▸ **REQUEST**
All of the lines below are to be transcribed faithfully, with pictures excluded from the copy.
=== EXERCISE DATA ===
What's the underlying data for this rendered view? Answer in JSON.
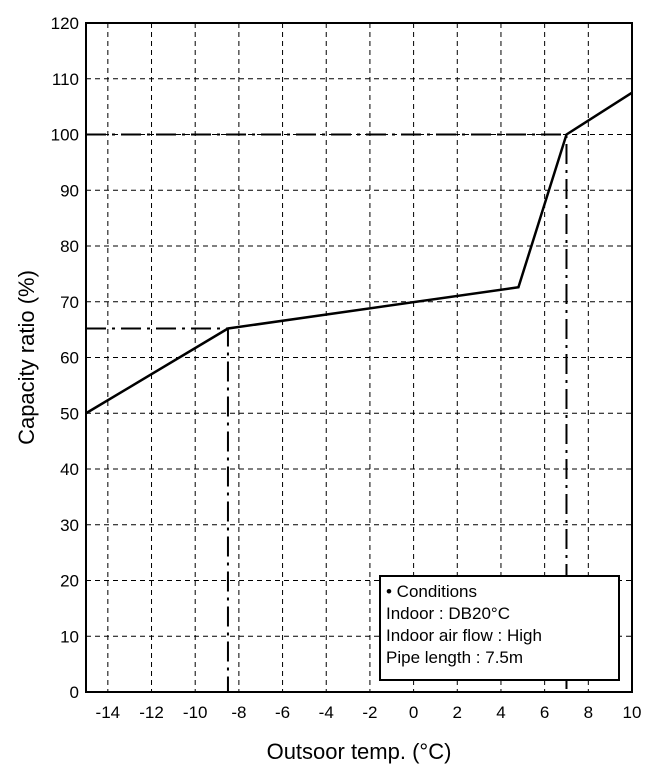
{
  "chart_data": {
    "type": "line",
    "xlabel": "Outsoor temp. (°C)",
    "ylabel": "Capacity ratio (%)",
    "xlim": [
      -15,
      10
    ],
    "ylim": [
      0,
      120
    ],
    "x_ticks": [
      -14,
      -12,
      -10,
      -8,
      -6,
      -4,
      -2,
      0,
      2,
      4,
      6,
      8,
      10
    ],
    "y_ticks": [
      0,
      10,
      20,
      30,
      40,
      50,
      60,
      70,
      80,
      90,
      100,
      110,
      120
    ],
    "grid": true,
    "series": [
      {
        "x": [
          -15,
          -8.5,
          4.8,
          7,
          10
        ],
        "y": [
          50,
          65.2,
          72.6,
          100,
          107.5
        ]
      }
    ],
    "reference_lines": [
      {
        "x": [
          -15,
          -8.5,
          -8.5
        ],
        "y": [
          65.2,
          65.2,
          0
        ]
      },
      {
        "x": [
          -15,
          7,
          7
        ],
        "y": [
          100,
          100,
          0
        ]
      }
    ],
    "legend": {
      "placement": "bottom-right",
      "lines": [
        "• Conditions",
        "Indoor : DB20°C",
        "Indoor air flow : High",
        "Pipe length : 7.5m"
      ]
    }
  }
}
===
▸ **SOLUTION TO THIS EXERCISE**
What's the underlying data for this rendered view? Answer in JSON.
{
  "chart_data": {
    "type": "line",
    "xlabel": "Outsoor temp. (°C)",
    "ylabel": "Capacity ratio (%)",
    "xlim": [
      -15,
      10
    ],
    "ylim": [
      0,
      120
    ],
    "x_ticks": [
      -14,
      -12,
      -10,
      -8,
      -6,
      -4,
      -2,
      0,
      2,
      4,
      6,
      8,
      10
    ],
    "y_ticks": [
      0,
      10,
      20,
      30,
      40,
      50,
      60,
      70,
      80,
      90,
      100,
      110,
      120
    ],
    "grid": true,
    "series": [
      {
        "x": [
          -15,
          -8.5,
          4.8,
          7,
          10
        ],
        "y": [
          50,
          65.2,
          72.6,
          100,
          107.5
        ]
      }
    ],
    "reference_lines": [
      {
        "x": [
          -15,
          -8.5,
          -8.5
        ],
        "y": [
          65.2,
          65.2,
          0
        ]
      },
      {
        "x": [
          -15,
          7,
          7
        ],
        "y": [
          100,
          100,
          0
        ]
      }
    ],
    "legend": {
      "placement": "bottom-right",
      "lines": [
        "• Conditions",
        "Indoor : DB20°C",
        "Indoor air flow : High",
        "Pipe length : 7.5m"
      ]
    }
  }
}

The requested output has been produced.